• Exercise brief: Each line from the one that contains "Give me a plain-text" to the end of the material must be quoted exactly; include both end lines and nothing else.

• Data entries:
============

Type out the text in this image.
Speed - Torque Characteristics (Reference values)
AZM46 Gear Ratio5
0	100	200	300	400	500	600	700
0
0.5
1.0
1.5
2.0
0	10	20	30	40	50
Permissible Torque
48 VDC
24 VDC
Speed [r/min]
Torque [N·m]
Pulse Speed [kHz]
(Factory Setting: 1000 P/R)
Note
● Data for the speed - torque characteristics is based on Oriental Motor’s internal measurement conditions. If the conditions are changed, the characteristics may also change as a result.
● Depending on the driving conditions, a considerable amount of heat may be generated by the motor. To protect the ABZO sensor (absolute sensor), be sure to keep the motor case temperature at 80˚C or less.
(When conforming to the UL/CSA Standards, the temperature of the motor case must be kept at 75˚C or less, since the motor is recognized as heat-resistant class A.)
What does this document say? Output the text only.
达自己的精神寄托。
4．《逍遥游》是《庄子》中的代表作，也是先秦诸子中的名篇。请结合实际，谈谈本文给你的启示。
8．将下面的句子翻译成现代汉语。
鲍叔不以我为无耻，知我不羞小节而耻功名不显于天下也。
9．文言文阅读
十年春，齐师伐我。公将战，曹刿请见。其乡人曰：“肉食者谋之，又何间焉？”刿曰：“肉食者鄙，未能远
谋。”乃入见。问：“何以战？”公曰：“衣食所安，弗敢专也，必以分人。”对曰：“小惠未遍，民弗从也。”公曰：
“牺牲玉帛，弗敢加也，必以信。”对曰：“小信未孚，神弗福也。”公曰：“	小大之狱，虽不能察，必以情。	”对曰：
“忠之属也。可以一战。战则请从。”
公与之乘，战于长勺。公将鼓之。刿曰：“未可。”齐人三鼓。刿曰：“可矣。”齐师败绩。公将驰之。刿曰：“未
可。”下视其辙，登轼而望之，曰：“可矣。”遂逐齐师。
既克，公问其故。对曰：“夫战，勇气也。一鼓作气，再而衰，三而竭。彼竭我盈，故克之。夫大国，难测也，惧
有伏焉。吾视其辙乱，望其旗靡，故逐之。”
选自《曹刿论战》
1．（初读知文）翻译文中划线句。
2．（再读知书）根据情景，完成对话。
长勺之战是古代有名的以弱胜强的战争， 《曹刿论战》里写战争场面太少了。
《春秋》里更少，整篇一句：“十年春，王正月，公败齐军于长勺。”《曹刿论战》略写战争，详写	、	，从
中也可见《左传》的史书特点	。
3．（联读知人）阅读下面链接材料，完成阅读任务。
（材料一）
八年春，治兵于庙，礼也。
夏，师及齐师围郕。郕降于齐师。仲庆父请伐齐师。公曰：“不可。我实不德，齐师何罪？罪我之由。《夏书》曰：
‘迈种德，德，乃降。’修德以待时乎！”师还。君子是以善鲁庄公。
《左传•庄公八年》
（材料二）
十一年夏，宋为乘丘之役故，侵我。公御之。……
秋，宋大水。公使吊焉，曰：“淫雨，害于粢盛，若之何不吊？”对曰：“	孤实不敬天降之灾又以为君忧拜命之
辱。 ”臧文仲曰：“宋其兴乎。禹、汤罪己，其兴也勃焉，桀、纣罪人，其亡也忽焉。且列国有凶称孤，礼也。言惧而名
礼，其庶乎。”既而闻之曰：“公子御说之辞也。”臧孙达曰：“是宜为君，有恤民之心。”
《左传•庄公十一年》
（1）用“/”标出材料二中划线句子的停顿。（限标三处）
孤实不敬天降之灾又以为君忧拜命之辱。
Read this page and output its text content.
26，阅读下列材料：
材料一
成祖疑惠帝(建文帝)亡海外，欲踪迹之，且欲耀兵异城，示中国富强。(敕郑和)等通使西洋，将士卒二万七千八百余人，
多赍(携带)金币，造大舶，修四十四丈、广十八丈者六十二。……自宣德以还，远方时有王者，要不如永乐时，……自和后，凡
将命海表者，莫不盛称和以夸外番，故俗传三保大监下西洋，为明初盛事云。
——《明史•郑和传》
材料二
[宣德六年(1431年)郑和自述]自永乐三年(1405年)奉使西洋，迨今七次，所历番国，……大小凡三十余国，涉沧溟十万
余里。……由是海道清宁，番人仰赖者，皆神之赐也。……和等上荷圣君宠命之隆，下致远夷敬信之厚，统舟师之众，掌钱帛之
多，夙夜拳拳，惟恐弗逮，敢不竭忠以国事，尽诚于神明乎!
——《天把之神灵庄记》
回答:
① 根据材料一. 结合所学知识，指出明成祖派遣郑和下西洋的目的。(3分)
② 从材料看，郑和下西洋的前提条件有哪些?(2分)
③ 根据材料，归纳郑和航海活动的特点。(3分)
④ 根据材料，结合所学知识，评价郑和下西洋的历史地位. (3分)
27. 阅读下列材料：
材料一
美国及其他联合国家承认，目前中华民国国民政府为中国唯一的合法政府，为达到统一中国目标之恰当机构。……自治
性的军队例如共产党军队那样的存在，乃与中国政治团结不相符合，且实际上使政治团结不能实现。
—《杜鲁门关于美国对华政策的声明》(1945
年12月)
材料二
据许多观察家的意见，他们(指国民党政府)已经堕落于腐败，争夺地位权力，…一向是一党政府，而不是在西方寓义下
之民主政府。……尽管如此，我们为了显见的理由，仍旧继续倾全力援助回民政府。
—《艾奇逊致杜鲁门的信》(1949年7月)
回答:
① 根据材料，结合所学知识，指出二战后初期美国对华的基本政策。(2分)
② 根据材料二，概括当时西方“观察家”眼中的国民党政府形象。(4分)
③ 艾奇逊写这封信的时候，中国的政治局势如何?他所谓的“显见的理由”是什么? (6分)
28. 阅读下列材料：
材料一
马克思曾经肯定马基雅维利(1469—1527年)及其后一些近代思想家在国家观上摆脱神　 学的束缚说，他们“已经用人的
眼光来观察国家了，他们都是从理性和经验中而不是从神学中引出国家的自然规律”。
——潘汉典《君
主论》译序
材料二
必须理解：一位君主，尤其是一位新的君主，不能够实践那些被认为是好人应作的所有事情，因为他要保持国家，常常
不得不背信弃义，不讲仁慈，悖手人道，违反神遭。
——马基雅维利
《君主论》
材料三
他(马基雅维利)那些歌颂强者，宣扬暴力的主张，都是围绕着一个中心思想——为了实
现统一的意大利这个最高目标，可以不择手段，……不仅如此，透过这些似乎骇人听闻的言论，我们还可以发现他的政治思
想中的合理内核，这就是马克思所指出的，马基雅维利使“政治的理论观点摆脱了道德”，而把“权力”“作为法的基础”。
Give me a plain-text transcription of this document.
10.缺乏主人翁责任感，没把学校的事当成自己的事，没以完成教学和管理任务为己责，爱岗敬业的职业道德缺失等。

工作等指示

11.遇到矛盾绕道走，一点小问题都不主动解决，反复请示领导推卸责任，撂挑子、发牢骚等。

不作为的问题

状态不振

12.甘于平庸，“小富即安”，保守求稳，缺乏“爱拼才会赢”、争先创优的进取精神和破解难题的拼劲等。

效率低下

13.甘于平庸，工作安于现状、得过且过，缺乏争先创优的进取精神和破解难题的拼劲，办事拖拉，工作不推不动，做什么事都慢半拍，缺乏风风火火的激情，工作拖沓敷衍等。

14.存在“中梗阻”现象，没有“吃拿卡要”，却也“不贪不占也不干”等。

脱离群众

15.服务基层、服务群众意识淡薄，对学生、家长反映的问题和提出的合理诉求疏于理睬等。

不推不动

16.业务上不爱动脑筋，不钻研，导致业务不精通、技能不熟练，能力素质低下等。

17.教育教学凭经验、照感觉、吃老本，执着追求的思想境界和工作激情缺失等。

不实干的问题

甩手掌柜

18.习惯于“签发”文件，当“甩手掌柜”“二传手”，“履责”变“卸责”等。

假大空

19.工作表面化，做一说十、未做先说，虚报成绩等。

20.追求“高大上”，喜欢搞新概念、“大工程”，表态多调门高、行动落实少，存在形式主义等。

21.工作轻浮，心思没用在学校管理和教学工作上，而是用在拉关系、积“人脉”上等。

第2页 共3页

============

• Task solution:
Give me a plain-text transcription of this document.
10.缺乏主人翁责任感，没把学校的事当成自己的事，没以完成教学和管理任务为己责，爱岗敬业的职业道德缺失等。

工作等指示

11.遇到矛盾绕道走，一点小问题都不主动解决，反复请示领导推卸责任，撂挑子、发牢骚等。

不作为的问题

状态不振

12.甘于平庸，“小富即安”，保守求稳，缺乏“爱拼才会赢”、争先创优的进取精神和破解难题的拼劲等。

效率低下

13.甘于平庸，工作安于现状、得过且过，缺乏争先创优的进取精神和破解难题的拼劲，办事拖拉，工作不推不动，做什么事都慢半拍，缺乏风风火火的激情，工作拖沓敷衍等。

14.存在“中梗阻”现象，没有“吃拿卡要”，却也“不贪不占也不干”等。

脱离群众

15.服务基层、服务群众意识淡薄，对学生、家长反映的问题和提出的合理诉求疏于理睬等。

不推不动

16.业务上不爱动脑筋，不钻研，导致业务不精通、技能不熟练，能力素质低下等。

17.教育教学凭经验、照感觉、吃老本，执着追求的思想境界和工作激情缺失等。

不实干的问题

甩手掌柜

18.习惯于“签发”文件，当“甩手掌柜”“二传手”，“履责”变“卸责”等。

假大空

19.工作表面化，做一说十、未做先说，虚报成绩等。

20.追求“高大上”，喜欢搞新概念、“大工程”，表态多调门高、行动落实少，存在形式主义等。

21.工作轻浮，心思没用在学校管理和教学工作上，而是用在拉关系、积“人脉”上等。

第2页 共3页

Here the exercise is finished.